5 Classic Home Buying Mistakes Millennials Make

New generation…same old financial mistakes. But it doesn’t have to be that way! Chances are good, your parents didn’t take you and your siblings aside to share the finer details of the sale or purchase of your family home when you were growing up. Hey — I get it! Mortgage terms and price-per-square-foot are details lost on adolescent minds, but now that you are ready for #adulting, it’s time to figure out how this stuff works so you can do your home purchase right. Here are 5 mistakes home buyers often make — but you can avoid!

Starting your home search before pre-qualifying for a mortgage. You check your bank balance before hitting the grocery store, right? Don’t go shopping for a home before you’ve lined up home financing. And not a guesstimate, but an official letter from a mortgage company stating your qualification to purchase a home up to $XX with XYZ terms. Don’t fall in love with a house you can’t afford, or a house you’ll lose out on to another buyer because your financing isn’t in place yet.

- _Supplied material_:
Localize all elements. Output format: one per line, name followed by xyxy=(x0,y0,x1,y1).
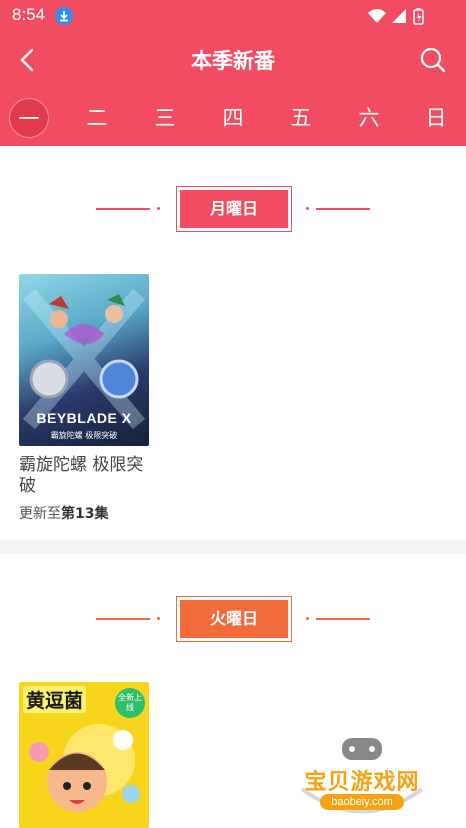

- _Set problem_:
Copy out everything in the home-buying article above from "5 Classic Home" down to "you can avoid!", word for word.

- _The reply_:
5 Classic Home Buying Mistakes Millennials Make

New generation…same old financial mistakes. But it doesn’t have to be that way! Chances are good, your parents didn’t take you and your siblings aside to share the finer details of the sale or purchase of your family home when you were growing up. Hey — I get it! Mortgage terms and price-per-square-foot are details lost on adolescent minds, but now that you are ready for #adulting, it’s time to figure out how this stuff works so you can do your home purchase right. Here are 5 mistakes home buyers often make — but you can avoid!